■ **EXERCISE DESCRIPTION**
Your task is to return the line containing "Give me the" plus every line after it, exactly and with nothing added.
======
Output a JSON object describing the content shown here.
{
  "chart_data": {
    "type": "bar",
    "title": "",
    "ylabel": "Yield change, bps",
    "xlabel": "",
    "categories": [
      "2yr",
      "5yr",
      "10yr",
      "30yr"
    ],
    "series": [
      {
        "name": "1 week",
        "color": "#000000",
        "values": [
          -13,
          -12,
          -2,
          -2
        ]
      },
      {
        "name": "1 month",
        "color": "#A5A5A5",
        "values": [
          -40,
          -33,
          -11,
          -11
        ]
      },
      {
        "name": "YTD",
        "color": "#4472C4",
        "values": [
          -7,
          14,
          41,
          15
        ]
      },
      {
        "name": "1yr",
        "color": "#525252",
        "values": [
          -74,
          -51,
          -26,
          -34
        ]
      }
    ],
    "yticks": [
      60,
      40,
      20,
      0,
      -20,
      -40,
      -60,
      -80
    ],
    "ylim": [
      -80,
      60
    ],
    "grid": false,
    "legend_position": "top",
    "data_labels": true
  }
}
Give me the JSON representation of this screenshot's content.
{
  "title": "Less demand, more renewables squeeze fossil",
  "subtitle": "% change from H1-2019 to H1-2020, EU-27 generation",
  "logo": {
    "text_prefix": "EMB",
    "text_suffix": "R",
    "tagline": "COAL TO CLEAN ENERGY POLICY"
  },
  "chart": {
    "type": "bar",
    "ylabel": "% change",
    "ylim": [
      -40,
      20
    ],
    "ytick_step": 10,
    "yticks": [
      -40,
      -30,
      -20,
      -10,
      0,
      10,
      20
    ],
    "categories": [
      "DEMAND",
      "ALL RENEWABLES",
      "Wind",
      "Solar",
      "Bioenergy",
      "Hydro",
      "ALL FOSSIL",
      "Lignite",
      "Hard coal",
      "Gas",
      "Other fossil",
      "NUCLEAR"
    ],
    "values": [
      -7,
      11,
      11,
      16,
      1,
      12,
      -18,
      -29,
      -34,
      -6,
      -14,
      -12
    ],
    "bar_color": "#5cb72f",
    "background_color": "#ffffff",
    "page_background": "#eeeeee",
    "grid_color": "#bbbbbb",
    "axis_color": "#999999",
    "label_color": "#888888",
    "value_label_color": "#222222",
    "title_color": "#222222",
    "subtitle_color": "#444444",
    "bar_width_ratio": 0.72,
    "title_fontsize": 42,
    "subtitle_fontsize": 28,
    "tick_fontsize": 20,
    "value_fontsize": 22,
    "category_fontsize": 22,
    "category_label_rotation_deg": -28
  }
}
======
■ **THE RESULT**
Give me the JSON representation of this screenshot's content.
{
  "title": "Less demand, more renewables squeeze fossil",
  "subtitle": "% change from H1-2019 to H1-2020, EU-27 generation",
  "logo": {
    "text_prefix": "EMB",
    "text_suffix": "R",
    "tagline": "COAL TO CLEAN ENERGY POLICY"
  },
  "chart": {
    "type": "bar",
    "ylabel": "% change",
    "ylim": [
      -40,
      20
    ],
    "ytick_step": 10,
    "yticks": [
      -40,
      -30,
      -20,
      -10,
      0,
      10,
      20
    ],
    "categories": [
      "DEMAND",
      "ALL RENEWABLES",
      "Wind",
      "Solar",
      "Bioenergy",
      "Hydro",
      "ALL FOSSIL",
      "Lignite",
      "Hard coal",
      "Gas",
      "Other fossil",
      "NUCLEAR"
    ],
    "values": [
      -7,
      11,
      11,
      16,
      1,
      12,
      -18,
      -29,
      -34,
      -6,
      -14,
      -12
    ],
    "bar_color": "#5cb72f",
    "background_color": "#ffffff",
    "page_background": "#eeeeee",
    "grid_color": "#bbbbbb",
    "axis_color": "#999999",
    "label_color": "#888888",
    "value_label_color": "#222222",
    "title_color": "#222222",
    "subtitle_color": "#444444",
    "bar_width_ratio": 0.72,
    "title_fontsize": 42,
    "subtitle_fontsize": 28,
    "tick_fontsize": 20,
    "value_fontsize": 22,
    "category_fontsize": 22,
    "category_label_rotation_deg": -28
  }
}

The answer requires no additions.